▶ **WHAT THIS TASK INVOLVES**
Check every line below for the word "used" and copy each one that has it.
-------
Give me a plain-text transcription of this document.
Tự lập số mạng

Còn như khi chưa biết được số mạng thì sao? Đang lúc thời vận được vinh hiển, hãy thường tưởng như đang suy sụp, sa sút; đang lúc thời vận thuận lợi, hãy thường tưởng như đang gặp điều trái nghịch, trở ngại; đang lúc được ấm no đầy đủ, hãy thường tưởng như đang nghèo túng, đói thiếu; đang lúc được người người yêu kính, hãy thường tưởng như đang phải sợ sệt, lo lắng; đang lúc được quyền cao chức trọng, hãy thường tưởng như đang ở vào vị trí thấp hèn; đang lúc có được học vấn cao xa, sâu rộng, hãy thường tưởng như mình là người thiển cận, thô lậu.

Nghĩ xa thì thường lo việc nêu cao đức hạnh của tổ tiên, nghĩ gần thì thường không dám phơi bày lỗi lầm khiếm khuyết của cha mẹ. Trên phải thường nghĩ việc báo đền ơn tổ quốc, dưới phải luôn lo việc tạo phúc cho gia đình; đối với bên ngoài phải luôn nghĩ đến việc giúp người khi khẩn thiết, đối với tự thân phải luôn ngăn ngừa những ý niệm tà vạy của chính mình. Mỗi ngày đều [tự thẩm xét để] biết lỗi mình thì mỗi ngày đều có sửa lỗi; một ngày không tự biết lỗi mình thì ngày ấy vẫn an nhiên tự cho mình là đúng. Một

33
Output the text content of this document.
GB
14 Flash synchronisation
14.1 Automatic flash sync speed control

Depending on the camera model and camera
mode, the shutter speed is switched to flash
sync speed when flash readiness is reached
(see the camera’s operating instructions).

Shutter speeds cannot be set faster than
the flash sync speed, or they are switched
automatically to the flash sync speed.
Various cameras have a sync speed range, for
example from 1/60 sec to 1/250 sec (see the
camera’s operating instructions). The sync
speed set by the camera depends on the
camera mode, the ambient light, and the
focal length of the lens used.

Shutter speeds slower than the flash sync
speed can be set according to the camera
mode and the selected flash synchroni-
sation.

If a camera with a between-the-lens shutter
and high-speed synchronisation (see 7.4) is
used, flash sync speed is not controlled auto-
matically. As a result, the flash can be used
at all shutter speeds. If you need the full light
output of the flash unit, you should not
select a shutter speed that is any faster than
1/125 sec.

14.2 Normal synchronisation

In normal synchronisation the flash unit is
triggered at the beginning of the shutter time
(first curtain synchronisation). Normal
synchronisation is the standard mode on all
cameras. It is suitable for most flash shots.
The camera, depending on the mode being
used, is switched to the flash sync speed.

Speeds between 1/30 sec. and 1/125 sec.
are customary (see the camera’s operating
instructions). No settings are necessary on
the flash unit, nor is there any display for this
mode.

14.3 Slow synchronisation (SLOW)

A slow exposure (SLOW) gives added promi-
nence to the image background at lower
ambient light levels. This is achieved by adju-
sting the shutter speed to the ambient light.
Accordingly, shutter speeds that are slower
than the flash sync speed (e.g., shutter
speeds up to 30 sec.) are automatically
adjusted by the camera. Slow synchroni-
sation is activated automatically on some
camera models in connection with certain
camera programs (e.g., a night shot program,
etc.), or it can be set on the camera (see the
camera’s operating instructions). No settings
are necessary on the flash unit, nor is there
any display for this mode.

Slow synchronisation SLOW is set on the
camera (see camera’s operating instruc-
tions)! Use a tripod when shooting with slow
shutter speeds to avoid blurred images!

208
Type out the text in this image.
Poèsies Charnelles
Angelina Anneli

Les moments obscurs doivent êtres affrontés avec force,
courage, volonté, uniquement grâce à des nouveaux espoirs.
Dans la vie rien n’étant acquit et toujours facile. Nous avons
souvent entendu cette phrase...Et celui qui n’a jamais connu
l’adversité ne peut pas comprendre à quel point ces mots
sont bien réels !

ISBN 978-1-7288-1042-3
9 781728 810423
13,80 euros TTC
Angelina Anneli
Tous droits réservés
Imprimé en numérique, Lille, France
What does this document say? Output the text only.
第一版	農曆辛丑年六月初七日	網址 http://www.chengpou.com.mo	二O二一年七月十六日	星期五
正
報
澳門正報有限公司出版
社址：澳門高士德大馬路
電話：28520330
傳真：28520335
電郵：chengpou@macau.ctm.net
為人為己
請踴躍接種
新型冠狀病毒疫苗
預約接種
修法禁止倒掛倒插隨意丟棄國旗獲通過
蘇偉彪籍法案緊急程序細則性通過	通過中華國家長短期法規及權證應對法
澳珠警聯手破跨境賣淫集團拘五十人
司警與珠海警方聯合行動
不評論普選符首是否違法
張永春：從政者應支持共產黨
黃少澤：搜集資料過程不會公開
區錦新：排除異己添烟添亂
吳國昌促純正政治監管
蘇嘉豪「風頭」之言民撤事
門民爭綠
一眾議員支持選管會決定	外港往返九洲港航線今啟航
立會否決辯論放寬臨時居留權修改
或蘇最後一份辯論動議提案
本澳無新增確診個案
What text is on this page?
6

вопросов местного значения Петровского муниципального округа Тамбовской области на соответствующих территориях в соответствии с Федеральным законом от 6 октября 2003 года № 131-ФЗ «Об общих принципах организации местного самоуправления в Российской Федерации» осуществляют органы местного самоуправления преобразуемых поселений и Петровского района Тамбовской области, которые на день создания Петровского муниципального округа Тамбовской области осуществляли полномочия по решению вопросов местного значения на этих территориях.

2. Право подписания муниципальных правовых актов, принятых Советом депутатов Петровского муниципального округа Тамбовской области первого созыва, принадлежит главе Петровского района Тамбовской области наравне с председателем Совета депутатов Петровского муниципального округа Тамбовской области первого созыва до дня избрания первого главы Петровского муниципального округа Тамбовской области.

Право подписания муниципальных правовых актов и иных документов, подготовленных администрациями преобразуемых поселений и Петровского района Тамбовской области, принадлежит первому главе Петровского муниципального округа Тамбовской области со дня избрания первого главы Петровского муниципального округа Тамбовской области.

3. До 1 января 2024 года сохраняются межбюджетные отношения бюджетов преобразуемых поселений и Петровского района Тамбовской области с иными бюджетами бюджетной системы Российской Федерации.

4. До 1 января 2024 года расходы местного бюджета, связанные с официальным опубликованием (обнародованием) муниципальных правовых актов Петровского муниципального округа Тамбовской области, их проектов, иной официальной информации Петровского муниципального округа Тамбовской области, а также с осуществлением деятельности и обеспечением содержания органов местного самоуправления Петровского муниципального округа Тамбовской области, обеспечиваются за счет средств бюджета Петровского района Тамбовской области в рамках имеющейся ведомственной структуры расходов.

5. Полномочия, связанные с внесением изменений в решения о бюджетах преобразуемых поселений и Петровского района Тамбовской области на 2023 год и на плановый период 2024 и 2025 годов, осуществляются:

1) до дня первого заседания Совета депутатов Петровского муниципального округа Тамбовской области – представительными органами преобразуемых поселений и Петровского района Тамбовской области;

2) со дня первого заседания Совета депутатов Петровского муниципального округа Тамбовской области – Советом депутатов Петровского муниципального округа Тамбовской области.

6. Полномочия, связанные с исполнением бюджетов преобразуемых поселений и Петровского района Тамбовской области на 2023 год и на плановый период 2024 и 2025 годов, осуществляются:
-------
▶ **COMPLETE OUTPUT**
focal length of the lens used.
used, flash sync speed is not controlled auto-
matically. As a result, the flash can be used
used, is switched to the flash sync speed.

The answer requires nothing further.